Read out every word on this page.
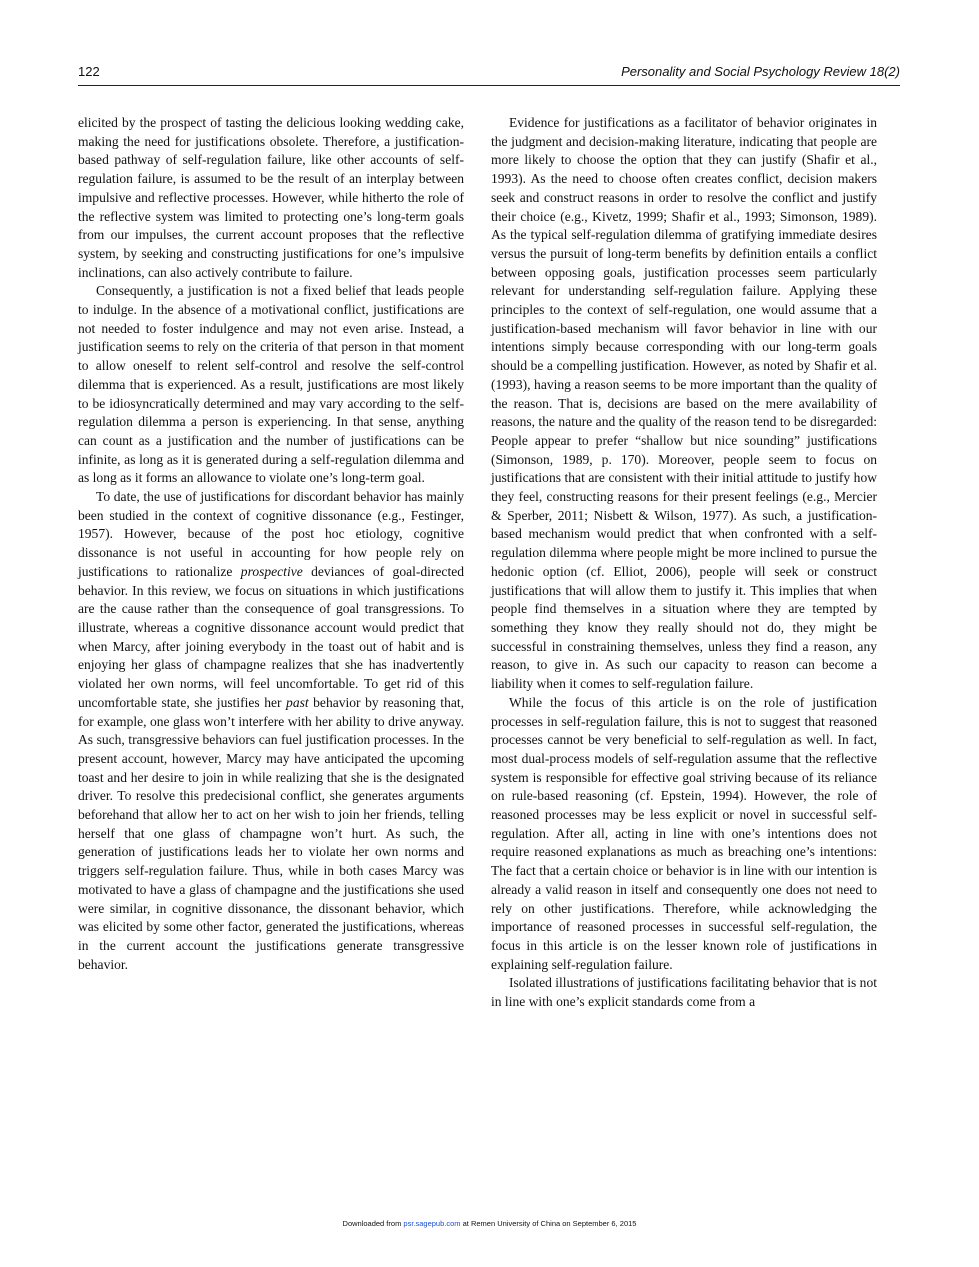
122	Personality and Social Psychology Review 18(2)

elicited by the prospect of tasting the delicious looking wedding cake, making the need for justifications obsolete. Therefore, a justification-based pathway of self-regulation failure, like other accounts of self-regulation failure, is assumed to be the result of an interplay between impulsive and reflective processes. However, while hitherto the role of the reflective system was limited to protecting one’s long-term goals from our impulses, the current account proposes that the reflective system, by seeking and constructing justifications for one’s impulsive inclinations, can also actively contribute to failure.

Consequently, a justification is not a fixed belief that leads people to indulge. In the absence of a motivational conflict, justifications are not needed to foster indulgence and may not even arise. Instead, a justification seems to rely on the criteria of that person in that moment to allow oneself to relent self-control and resolve the self-control dilemma that is experienced. As a result, justifications are most likely to be idiosyncratically determined and may vary according to the self-regulation dilemma a person is experiencing. In that sense, anything can count as a justification and the number of justifications can be infinite, as long as it is generated during a self-regulation dilemma and as long as it forms an allowance to violate one’s long-term goal.

To date, the use of justifications for discordant behavior has mainly been studied in the context of cognitive dissonance (e.g., Festinger, 1957). However, because of the post hoc etiology, cognitive dissonance is not useful in accounting for how people rely on justifications to rationalize prospective deviances of goal-directed behavior. In this review, we focus on situations in which justifications are the cause rather than the consequence of goal transgressions. To illustrate, whereas a cognitive dissonance account would predict that when Marcy, after joining everybody in the toast out of habit and is enjoying her glass of champagne realizes that she has inadvertently violated her own norms, will feel uncomfortable. To get rid of this uncomfortable state, she justifies her past behavior by reasoning that, for example, one glass won’t interfere with her ability to drive anyway. As such, transgressive behaviors can fuel justification processes. In the present account, however, Marcy may have anticipated the upcoming toast and her desire to join in while realizing that she is the designated driver. To resolve this predecisional conflict, she generates arguments beforehand that allow her to act on her wish to join her friends, telling herself that one glass of champagne won’t hurt. As such, the generation of justifications leads her to violate her own norms and triggers self-regulation failure. Thus, while in both cases Marcy was motivated to have a glass of champagne and the justifications she used were similar, in cognitive dissonance, the dissonant behavior, which was elicited by some other factor, generated the justifications, whereas in the current account the justifications generate transgressive behavior.

Evidence for justifications as a facilitator of behavior originates in the judgment and decision-making literature, indicating that people are more likely to choose the option that they can justify (Shafir et al., 1993). As the need to choose often creates conflict, decision makers seek and construct reasons in order to resolve the conflict and justify their choice (e.g., Kivetz, 1999; Shafir et al., 1993; Simonson, 1989). As the typical self-regulation dilemma of gratifying immediate desires versus the pursuit of long-term benefits by definition entails a conflict between opposing goals, justification processes seem particularly relevant for understanding self-regulation failure. Applying these principles to the context of self-regulation, one would assume that a justification-based mechanism will favor behavior in line with our intentions simply because corresponding with our long-term goals should be a compelling justification. However, as noted by Shafir et al. (1993), having a reason seems to be more important than the quality of the reason. That is, decisions are based on the mere availability of reasons, the nature and the quality of the reason tend to be disregarded: People appear to prefer “shallow but nice sounding” justifications (Simonson, 1989, p. 170). Moreover, people seem to focus on justifications that are consistent with their initial attitude to justify how they feel, constructing reasons for their present feelings (e.g., Mercier & Sperber, 2011; Nisbett & Wilson, 1977). As such, a justification-based mechanism would predict that when confronted with a self-regulation dilemma where people might be more inclined to pursue the hedonic option (cf. Elliot, 2006), people will seek or construct justifications that will allow them to justify it. This implies that when people find themselves in a situation where they are tempted by something they know they really should not do, they might be successful in constraining themselves, unless they find a reason, any reason, to give in. As such our capacity to reason can become a liability when it comes to self-regulation failure.

While the focus of this article is on the role of justification processes in self-regulation failure, this is not to suggest that reasoned processes cannot be very beneficial to self-regulation as well. In fact, most dual-process models of self-regulation assume that the reflective system is responsible for effective goal striving because of its reliance on rule-based reasoning (cf. Epstein, 1994). However, the role of reasoned processes may be less explicit or novel in successful self-regulation. After all, acting in line with one’s intentions does not require reasoned explanations as much as breaching one’s intentions: The fact that a certain choice or behavior is in line with our intention is already a valid reason in itself and consequently one does not need to rely on other justifications. Therefore, while acknowledging the importance of reasoned processes in successful self-regulation, the focus in this article is on the lesser known role of justifications in explaining self-regulation failure.

Isolated illustrations of justifications facilitating behavior that is not in line with one’s explicit standards come from a

Downloaded from psr.sagepub.com at Remen University of China on September 6, 2015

▬▬▬

→ **The request**: All of the material above is to be copied exactly, except for its images.

→ **Exercise response**:
Read out every word on this page.
122	Personality and Social Psychology Review 18(2)

elicited by the prospect of tasting the delicious looking wedding cake, making the need for justifications obsolete. Therefore, a justification-based pathway of self-regulation failure, like other accounts of self-regulation failure, is assumed to be the result of an interplay between impulsive and reflective processes. However, while hitherto the role of the reflective system was limited to protecting one’s long-term goals from our impulses, the current account proposes that the reflective system, by seeking and constructing justifications for one’s impulsive inclinations, can also actively contribute to failure.

Consequently, a justification is not a fixed belief that leads people to indulge. In the absence of a motivational conflict, justifications are not needed to foster indulgence and may not even arise. Instead, a justification seems to rely on the criteria of that person in that moment to allow oneself to relent self-control and resolve the self-control dilemma that is experienced. As a result, justifications are most likely to be idiosyncratically determined and may vary according to the self-regulation dilemma a person is experiencing. In that sense, anything can count as a justification and the number of justifications can be infinite, as long as it is generated during a self-regulation dilemma and as long as it forms an allowance to violate one’s long-term goal.

To date, the use of justifications for discordant behavior has mainly been studied in the context of cognitive dissonance (e.g., Festinger, 1957). However, because of the post hoc etiology, cognitive dissonance is not useful in accounting for how people rely on justifications to rationalize prospective deviances of goal-directed behavior. In this review, we focus on situations in which justifications are the cause rather than the consequence of goal transgressions. To illustrate, whereas a cognitive dissonance account would predict that when Marcy, after joining everybody in the toast out of habit and is enjoying her glass of champagne realizes that she has inadvertently violated her own norms, will feel uncomfortable. To get rid of this uncomfortable state, she justifies her past behavior by reasoning that, for example, one glass won’t interfere with her ability to drive anyway. As such, transgressive behaviors can fuel justification processes. In the present account, however, Marcy may have anticipated the upcoming toast and her desire to join in while realizing that she is the designated driver. To resolve this predecisional conflict, she generates arguments beforehand that allow her to act on her wish to join her friends, telling herself that one glass of champagne won’t hurt. As such, the generation of justifications leads her to violate her own norms and triggers self-regulation failure. Thus, while in both cases Marcy was motivated to have a glass of champagne and the justifications she used were similar, in cognitive dissonance, the dissonant behavior, which was elicited by some other factor, generated the justifications, whereas in the current account the justifications generate transgressive behavior.

Evidence for justifications as a facilitator of behavior originates in the judgment and decision-making literature, indicating that people are more likely to choose the option that they can justify (Shafir et al., 1993). As the need to choose often creates conflict, decision makers seek and construct reasons in order to resolve the conflict and justify their choice (e.g., Kivetz, 1999; Shafir et al., 1993; Simonson, 1989). As the typical self-regulation dilemma of gratifying immediate desires versus the pursuit of long-term benefits by definition entails a conflict between opposing goals, justification processes seem particularly relevant for understanding self-regulation failure. Applying these principles to the context of self-regulation, one would assume that a justification-based mechanism will favor behavior in line with our intentions simply because corresponding with our long-term goals should be a compelling justification. However, as noted by Shafir et al. (1993), having a reason seems to be more important than the quality of the reason. That is, decisions are based on the mere availability of reasons, the nature and the quality of the reason tend to be disregarded: People appear to prefer “shallow but nice sounding” justifications (Simonson, 1989, p. 170). Moreover, people seem to focus on justifications that are consistent with their initial attitude to justify how they feel, constructing reasons for their present feelings (e.g., Mercier & Sperber, 2011; Nisbett & Wilson, 1977). As such, a justification-based mechanism would predict that when confronted with a self-regulation dilemma where people might be more inclined to pursue the hedonic option (cf. Elliot, 2006), people will seek or construct justifications that will allow them to justify it. This implies that when people find themselves in a situation where they are tempted by something they know they really should not do, they might be successful in constraining themselves, unless they find a reason, any reason, to give in. As such our capacity to reason can become a liability when it comes to self-regulation failure.

While the focus of this article is on the role of justification processes in self-regulation failure, this is not to suggest that reasoned processes cannot be very beneficial to self-regulation as well. In fact, most dual-process models of self-regulation assume that the reflective system is responsible for effective goal striving because of its reliance on rule-based reasoning (cf. Epstein, 1994). However, the role of reasoned processes may be less explicit or novel in successful self-regulation. After all, acting in line with one’s intentions does not require reasoned explanations as much as breaching one’s intentions: The fact that a certain choice or behavior is in line with our intention is already a valid reason in itself and consequently one does not need to rely on other justifications. Therefore, while acknowledging the importance of reasoned processes in successful self-regulation, the focus in this article is on the lesser known role of justifications in explaining self-regulation failure.

Isolated illustrations of justifications facilitating behavior that is not in line with one’s explicit standards come from a

Downloaded from psr.sagepub.com at Remen University of China on September 6, 2015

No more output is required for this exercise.